Copy the data that follows, character for character, minus the pictures.

# Start of RECORDS SHOWN

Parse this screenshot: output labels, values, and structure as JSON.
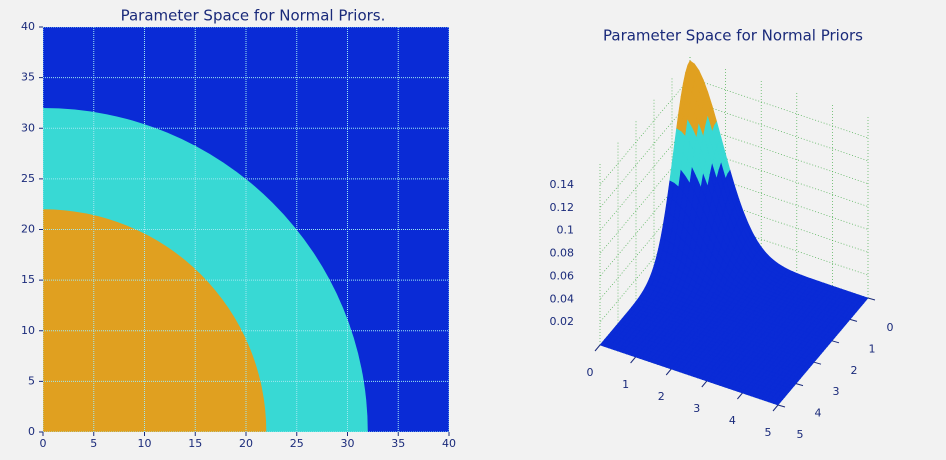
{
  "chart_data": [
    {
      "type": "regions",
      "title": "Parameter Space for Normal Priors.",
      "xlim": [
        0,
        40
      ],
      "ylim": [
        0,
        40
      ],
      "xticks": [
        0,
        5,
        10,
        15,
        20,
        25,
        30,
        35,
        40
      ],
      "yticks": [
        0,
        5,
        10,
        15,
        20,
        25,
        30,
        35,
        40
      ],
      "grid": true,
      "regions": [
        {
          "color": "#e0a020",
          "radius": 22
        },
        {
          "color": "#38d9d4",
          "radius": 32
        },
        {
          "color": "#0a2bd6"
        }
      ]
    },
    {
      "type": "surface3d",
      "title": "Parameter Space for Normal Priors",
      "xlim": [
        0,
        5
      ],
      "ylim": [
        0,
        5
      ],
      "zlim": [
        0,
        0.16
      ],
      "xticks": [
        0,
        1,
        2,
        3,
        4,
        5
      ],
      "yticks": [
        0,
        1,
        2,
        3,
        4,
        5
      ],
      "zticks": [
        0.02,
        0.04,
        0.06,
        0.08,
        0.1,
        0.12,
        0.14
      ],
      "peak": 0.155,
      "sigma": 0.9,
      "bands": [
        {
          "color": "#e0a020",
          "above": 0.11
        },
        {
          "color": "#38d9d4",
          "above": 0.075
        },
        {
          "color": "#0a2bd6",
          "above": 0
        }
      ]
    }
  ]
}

# End of RECORDS SHOWN

__COMPLETED TASK__
Parse this screenshot: output labels, values, and structure as JSON.
{
  "chart_data": [
    {
      "type": "regions",
      "title": "Parameter Space for Normal Priors.",
      "xlim": [
        0,
        40
      ],
      "ylim": [
        0,
        40
      ],
      "xticks": [
        0,
        5,
        10,
        15,
        20,
        25,
        30,
        35,
        40
      ],
      "yticks": [
        0,
        5,
        10,
        15,
        20,
        25,
        30,
        35,
        40
      ],
      "grid": true,
      "regions": [
        {
          "color": "#e0a020",
          "radius": 22
        },
        {
          "color": "#38d9d4",
          "radius": 32
        },
        {
          "color": "#0a2bd6"
        }
      ]
    },
    {
      "type": "surface3d",
      "title": "Parameter Space for Normal Priors",
      "xlim": [
        0,
        5
      ],
      "ylim": [
        0,
        5
      ],
      "zlim": [
        0,
        0.16
      ],
      "xticks": [
        0,
        1,
        2,
        3,
        4,
        5
      ],
      "yticks": [
        0,
        1,
        2,
        3,
        4,
        5
      ],
      "zticks": [
        0.02,
        0.04,
        0.06,
        0.08,
        0.1,
        0.12,
        0.14
      ],
      "peak": 0.155,
      "sigma": 0.9,
      "bands": [
        {
          "color": "#e0a020",
          "above": 0.11
        },
        {
          "color": "#38d9d4",
          "above": 0.075
        },
        {
          "color": "#0a2bd6",
          "above": 0
        }
      ]
    }
  ]
}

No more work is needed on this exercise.